* _DIRECTION_: Produce an exact transcription of the listing below, omitting the pictures.

___ RECORD SET ___

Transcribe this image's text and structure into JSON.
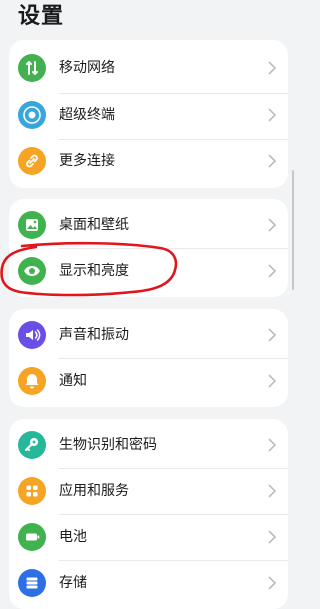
{
  "header": {
    "title": "设置"
  },
  "groups": [
    {
      "items": [
        {
          "label": "移动网络",
          "icon": "mobile-network-icon",
          "color": "#43b052"
        },
        {
          "label": "超级终端",
          "icon": "super-device-icon",
          "color": "#37a6dc"
        },
        {
          "label": "更多连接",
          "icon": "link-icon",
          "color": "#f5a523"
        }
      ]
    },
    {
      "items": [
        {
          "label": "桌面和壁纸",
          "icon": "wallpaper-icon",
          "color": "#40b24e"
        },
        {
          "label": "显示和亮度",
          "icon": "eye-icon",
          "color": "#40b24e"
        }
      ]
    },
    {
      "items": [
        {
          "label": "声音和振动",
          "icon": "speaker-icon",
          "color": "#6a4ee6"
        },
        {
          "label": "通知",
          "icon": "bell-icon",
          "color": "#f5a523"
        }
      ]
    },
    {
      "items": [
        {
          "label": "生物识别和密码",
          "icon": "key-icon",
          "color": "#26b89a"
        },
        {
          "label": "应用和服务",
          "icon": "apps-grid-icon",
          "color": "#f5a523"
        },
        {
          "label": "电池",
          "icon": "battery-icon",
          "color": "#40b24e"
        },
        {
          "label": "存储",
          "icon": "storage-icon",
          "color": "#2c6fe6"
        }
      ]
    }
  ],
  "annotation": {
    "color": "#e0161c"
  }
}
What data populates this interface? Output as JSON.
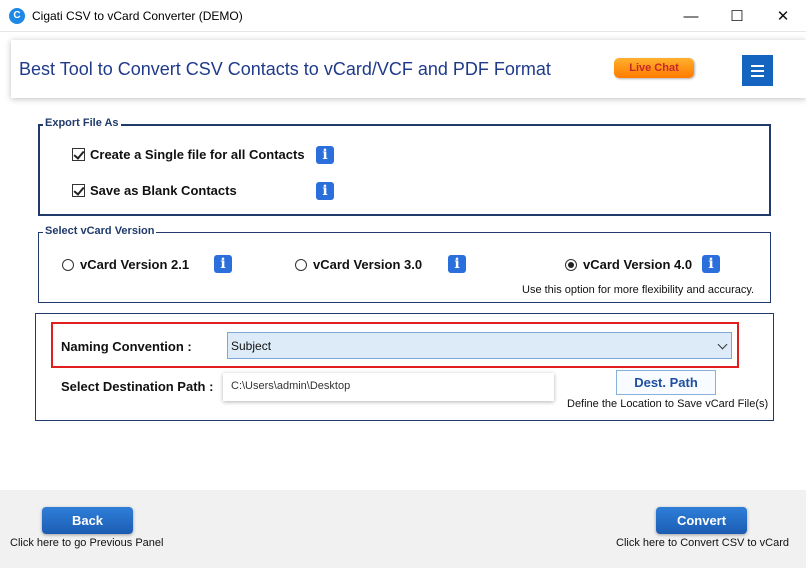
{
  "window": {
    "icon_letter": "C",
    "title": "Cigati CSV to vCard Converter (DEMO)",
    "minimize_glyph": "—",
    "maximize_glyph": "☐",
    "close_glyph": "✕"
  },
  "header": {
    "title": "Best Tool to Convert CSV Contacts to vCard/VCF and PDF Format",
    "live_chat": "Live Chat",
    "menu_icon": "hamburger-icon"
  },
  "export": {
    "legend": "Export File As",
    "options": [
      {
        "label": "Create a Single file for all Contacts",
        "checked": true
      },
      {
        "label": "Save as Blank Contacts",
        "checked": true
      }
    ]
  },
  "version": {
    "legend": "Select vCard Version",
    "options": [
      {
        "label": "vCard Version 2.1",
        "selected": false
      },
      {
        "label": "vCard Version 3.0",
        "selected": false
      },
      {
        "label": "vCard Version 4.0",
        "selected": true
      }
    ],
    "hint": "Use this option for more flexibility and accuracy."
  },
  "naming": {
    "label": "Naming Convention :",
    "selected": "Subject"
  },
  "destination": {
    "label": "Select Destination Path :",
    "path": "C:\\Users\\admin\\Desktop",
    "button": "Dest. Path",
    "hint": "Define the Location to Save vCard File(s)"
  },
  "footer": {
    "back_label": "Back",
    "back_caption": "Click here to go Previous Panel",
    "convert_label": "Convert",
    "convert_caption": "Click here to Convert CSV to vCard"
  },
  "colors": {
    "accent": "#1565c0",
    "header_title": "#1f3a8a",
    "highlight_border": "#e11d1d",
    "live_chat": "#ff7a00"
  }
}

___

* _RESULT OF THE TASK_:
Transcribe this image's text and structure into JSON.
{
  "header": {
    "title": "设置"
  },
  "groups": [
    {
      "items": [
        {
          "label": "移动网络",
          "icon": "mobile-network-icon",
          "color": "#43b052"
        },
        {
          "label": "超级终端",
          "icon": "super-device-icon",
          "color": "#37a6dc"
        },
        {
          "label": "更多连接",
          "icon": "link-icon",
          "color": "#f5a523"
        }
      ]
    },
    {
      "items": [
        {
          "label": "桌面和壁纸",
          "icon": "wallpaper-icon",
          "color": "#40b24e"
        },
        {
          "label": "显示和亮度",
          "icon": "eye-icon",
          "color": "#40b24e"
        }
      ]
    },
    {
      "items": [
        {
          "label": "声音和振动",
          "icon": "speaker-icon",
          "color": "#6a4ee6"
        },
        {
          "label": "通知",
          "icon": "bell-icon",
          "color": "#f5a523"
        }
      ]
    },
    {
      "items": [
        {
          "label": "生物识别和密码",
          "icon": "key-icon",
          "color": "#26b89a"
        },
        {
          "label": "应用和服务",
          "icon": "apps-grid-icon",
          "color": "#f5a523"
        },
        {
          "label": "电池",
          "icon": "battery-icon",
          "color": "#40b24e"
        },
        {
          "label": "存储",
          "icon": "storage-icon",
          "color": "#2c6fe6"
        }
      ]
    }
  ],
  "annotation": {
    "color": "#e0161c"
  }
}
What data populates this interface? Output as JSON.
{
  "window": {
    "icon_letter": "C",
    "title": "Cigati CSV to vCard Converter (DEMO)",
    "minimize_glyph": "—",
    "maximize_glyph": "☐",
    "close_glyph": "✕"
  },
  "header": {
    "title": "Best Tool to Convert CSV Contacts to vCard/VCF and PDF Format",
    "live_chat": "Live Chat",
    "menu_icon": "hamburger-icon"
  },
  "export": {
    "legend": "Export File As",
    "options": [
      {
        "label": "Create a Single file for all Contacts",
        "checked": true
      },
      {
        "label": "Save as Blank Contacts",
        "checked": true
      }
    ]
  },
  "version": {
    "legend": "Select vCard Version",
    "options": [
      {
        "label": "vCard Version 2.1",
        "selected": false
      },
      {
        "label": "vCard Version 3.0",
        "selected": false
      },
      {
        "label": "vCard Version 4.0",
        "selected": true
      }
    ],
    "hint": "Use this option for more flexibility and accuracy."
  },
  "naming": {
    "label": "Naming Convention :",
    "selected": "Subject"
  },
  "destination": {
    "label": "Select Destination Path :",
    "path": "C:\\Users\\admin\\Desktop",
    "button": "Dest. Path",
    "hint": "Define the Location to Save vCard File(s)"
  },
  "footer": {
    "back_label": "Back",
    "back_caption": "Click here to go Previous Panel",
    "convert_label": "Convert",
    "convert_caption": "Click here to Convert CSV to vCard"
  },
  "colors": {
    "accent": "#1565c0",
    "header_title": "#1f3a8a",
    "highlight_border": "#e11d1d",
    "live_chat": "#ff7a00"
  }
}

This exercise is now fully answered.